(Stored data)
= = = =

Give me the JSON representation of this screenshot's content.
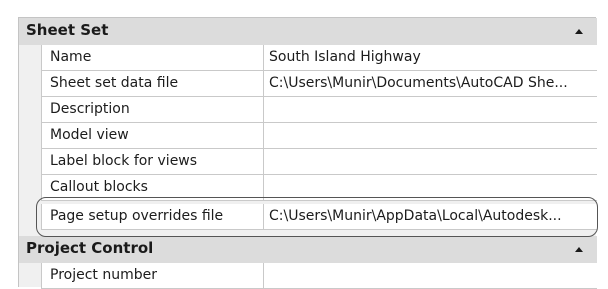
{
  "sheet_set": {
    "title": "Sheet Set",
    "collapse_icon": "triangle-up-icon",
    "rows": [
      {
        "name": "Name",
        "value": "South Island Highway"
      },
      {
        "name": "Sheet set data file",
        "value": "C:\\Users\\Munir\\Documents\\AutoCAD She..."
      },
      {
        "name": "Description",
        "value": ""
      },
      {
        "name": "Model view",
        "value": ""
      },
      {
        "name": "Label block for views",
        "value": ""
      },
      {
        "name": "Callout blocks",
        "value": ""
      },
      {
        "name": "Page setup overrides file",
        "value": "C:\\Users\\Munir\\AppData\\Local\\Autodesk..."
      }
    ]
  },
  "project_control": {
    "title": "Project Control",
    "collapse_icon": "triangle-up-icon",
    "rows": [
      {
        "name": "Project number",
        "value": ""
      }
    ]
  },
  "colors": {
    "category_bg": "#dcdcdc",
    "grid_line": "#c9c9c9",
    "highlight_outline": "#555555"
  }
}
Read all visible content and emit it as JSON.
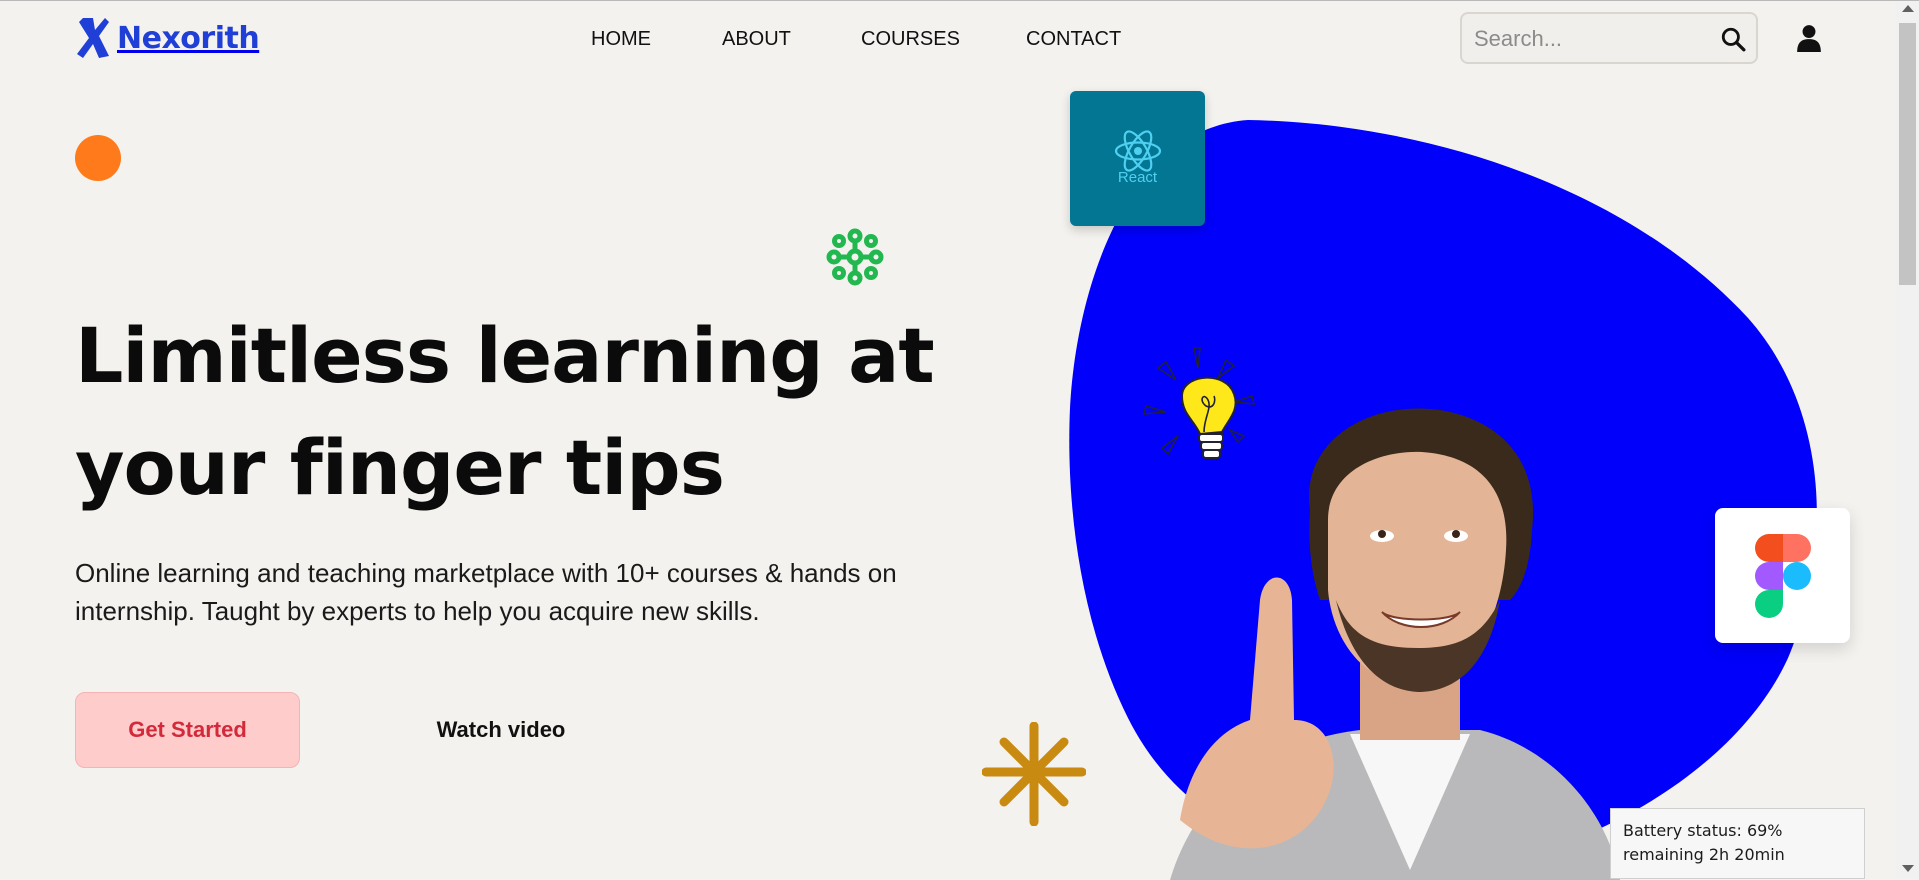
{
  "brand": {
    "name": "Nexorith",
    "logo_color": "#1f3fd6"
  },
  "nav": {
    "items": [
      "HOME",
      "ABOUT",
      "COURSES",
      "CONTACT"
    ]
  },
  "search": {
    "placeholder": "Search...",
    "value": ""
  },
  "icons": {
    "search": "search-icon",
    "account": "user-icon"
  },
  "hero": {
    "headline": "Limitless learning at your finger tips",
    "subtext": "Online learning and teaching marketplace with 10+ courses & hands on internship. Taught by experts to help you acquire new skills.",
    "primary_cta": "Get Started",
    "secondary_cta": "Watch video"
  },
  "badges": {
    "react_label": "React"
  },
  "tooltip": {
    "battery": "Battery status: 69% remaining 2h 20min"
  },
  "colors": {
    "background": "#f4f2ee",
    "accent_blue": "#0000fb",
    "cta_bg": "#ffcccc",
    "cta_text": "#d22a3a",
    "orange_dot": "#ff7a1a",
    "green_deco": "#22b84f",
    "gold_star": "#c98a12",
    "react_card": "#037693"
  }
}
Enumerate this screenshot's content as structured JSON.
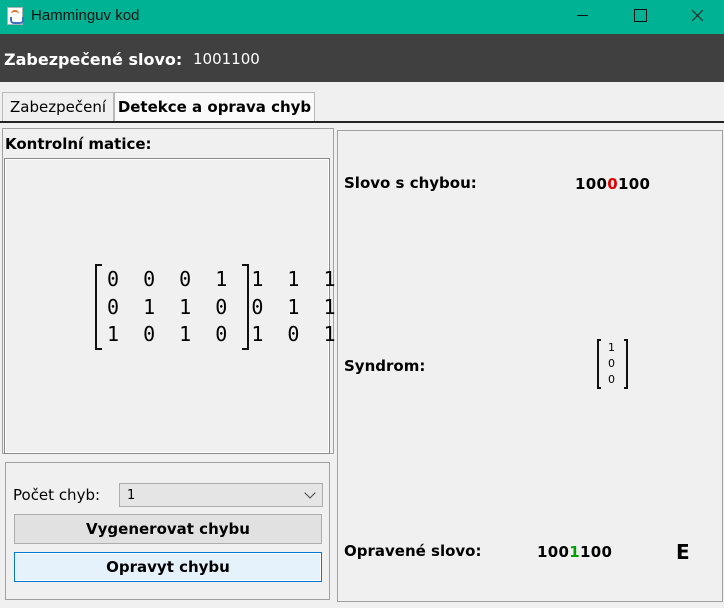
{
  "window": {
    "title": "Hamminguv kod",
    "icon": "java-cup-icon"
  },
  "header": {
    "label": "Zabezpečené slovo:",
    "value": "1001100"
  },
  "tabs": [
    {
      "label": "Zabezpečení",
      "selected": false
    },
    {
      "label": "Detekce a oprava chyb",
      "selected": true
    }
  ],
  "left": {
    "title": "Kontrolní matice:",
    "matrix": [
      "0 0 0 1 1 1 1",
      "0 1 1 0 0 1 1",
      "1 0 1 0 1 0 1"
    ],
    "error_count_label": "Počet chyb:",
    "error_count_value": "1",
    "generate_button": "Vygenerovat chybu",
    "fix_button": "Opravyt chybu"
  },
  "right": {
    "error_word_label": "Slovo s chybou:",
    "error_word": {
      "before": "100",
      "highlight": "0",
      "after": "100"
    },
    "syndrome_label": "Syndrom:",
    "syndrome": [
      "1",
      "0",
      "0"
    ],
    "fixed_word_label": "Opravené slovo:",
    "fixed_word": {
      "before": "100",
      "highlight": "1",
      "after": "100"
    },
    "marker": "E"
  },
  "colors": {
    "titlebar": "#00b294",
    "header": "#404040",
    "error": "#e00000",
    "fixed": "#00a000"
  }
}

= = = =

## REQUIREMENT:
Print every entry exactly as written, without the pictures.

## COMPLETE OUTPUT:
Give me the JSON representation of this screenshot's content.
{
  "sheet_set": {
    "title": "Sheet Set",
    "collapse_icon": "triangle-up-icon",
    "rows": [
      {
        "name": "Name",
        "value": "South Island Highway"
      },
      {
        "name": "Sheet set data file",
        "value": "C:\\Users\\Munir\\Documents\\AutoCAD She..."
      },
      {
        "name": "Description",
        "value": ""
      },
      {
        "name": "Model view",
        "value": ""
      },
      {
        "name": "Label block for views",
        "value": ""
      },
      {
        "name": "Callout blocks",
        "value": ""
      },
      {
        "name": "Page setup overrides file",
        "value": "C:\\Users\\Munir\\AppData\\Local\\Autodesk..."
      }
    ]
  },
  "project_control": {
    "title": "Project Control",
    "collapse_icon": "triangle-up-icon",
    "rows": [
      {
        "name": "Project number",
        "value": ""
      }
    ]
  },
  "colors": {
    "category_bg": "#dcdcdc",
    "grid_line": "#c9c9c9",
    "highlight_outline": "#555555"
  }
}
Read all visible content and emit it as JSON.
{
  "brand": {
    "name": "Nexorith",
    "logo_color": "#1f3fd6"
  },
  "nav": {
    "items": [
      "HOME",
      "ABOUT",
      "COURSES",
      "CONTACT"
    ]
  },
  "search": {
    "placeholder": "Search...",
    "value": ""
  },
  "icons": {
    "search": "search-icon",
    "account": "user-icon"
  },
  "hero": {
    "headline": "Limitless learning at your finger tips",
    "subtext": "Online learning and teaching marketplace with 10+ courses & hands on internship. Taught by experts to help you acquire new skills.",
    "primary_cta": "Get Started",
    "secondary_cta": "Watch video"
  },
  "badges": {
    "react_label": "React"
  },
  "tooltip": {
    "battery": "Battery status: 69% remaining 2h 20min"
  },
  "colors": {
    "background": "#f4f2ee",
    "accent_blue": "#0000fb",
    "cta_bg": "#ffcccc",
    "cta_text": "#d22a3a",
    "orange_dot": "#ff7a1a",
    "green_deco": "#22b84f",
    "gold_star": "#c98a12",
    "react_card": "#037693"
  }
}
Enumerate this screenshot's content as structured JSON.
{
  "window": {
    "title": "Hamminguv kod",
    "icon": "java-cup-icon"
  },
  "header": {
    "label": "Zabezpečené slovo:",
    "value": "1001100"
  },
  "tabs": [
    {
      "label": "Zabezpečení",
      "selected": false
    },
    {
      "label": "Detekce a oprava chyb",
      "selected": true
    }
  ],
  "left": {
    "title": "Kontrolní matice:",
    "matrix": [
      "0 0 0 1 1 1 1",
      "0 1 1 0 0 1 1",
      "1 0 1 0 1 0 1"
    ],
    "error_count_label": "Počet chyb:",
    "error_count_value": "1",
    "generate_button": "Vygenerovat chybu",
    "fix_button": "Opravyt chybu"
  },
  "right": {
    "error_word_label": "Slovo s chybou:",
    "error_word": {
      "before": "100",
      "highlight": "0",
      "after": "100"
    },
    "syndrome_label": "Syndrom:",
    "syndrome": [
      "1",
      "0",
      "0"
    ],
    "fixed_word_label": "Opravené slovo:",
    "fixed_word": {
      "before": "100",
      "highlight": "1",
      "after": "100"
    },
    "marker": "E"
  },
  "colors": {
    "titlebar": "#00b294",
    "header": "#404040",
    "error": "#e00000",
    "fixed": "#00a000"
  }
}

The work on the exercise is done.